» **Exercise brief**
Collect all lines from the listing that include the string "JSON".
+++
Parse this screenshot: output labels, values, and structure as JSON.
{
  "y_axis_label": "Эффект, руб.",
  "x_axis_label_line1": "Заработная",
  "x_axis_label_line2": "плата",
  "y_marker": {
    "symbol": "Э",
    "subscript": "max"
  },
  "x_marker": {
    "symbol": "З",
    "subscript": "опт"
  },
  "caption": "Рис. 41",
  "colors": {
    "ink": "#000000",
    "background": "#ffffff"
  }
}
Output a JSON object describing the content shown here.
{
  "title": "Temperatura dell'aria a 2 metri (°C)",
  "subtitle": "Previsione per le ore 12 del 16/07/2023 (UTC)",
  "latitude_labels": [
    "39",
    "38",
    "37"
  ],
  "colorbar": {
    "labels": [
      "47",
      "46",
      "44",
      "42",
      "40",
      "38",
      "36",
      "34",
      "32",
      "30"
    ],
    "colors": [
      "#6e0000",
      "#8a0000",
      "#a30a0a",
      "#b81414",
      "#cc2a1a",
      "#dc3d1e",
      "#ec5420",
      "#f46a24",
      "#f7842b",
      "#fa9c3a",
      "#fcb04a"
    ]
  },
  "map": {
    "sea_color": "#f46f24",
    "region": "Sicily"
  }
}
+++
» **Complete response**
Parse this screenshot: output labels, values, and structure as JSON.
Output a JSON object describing the content shown here.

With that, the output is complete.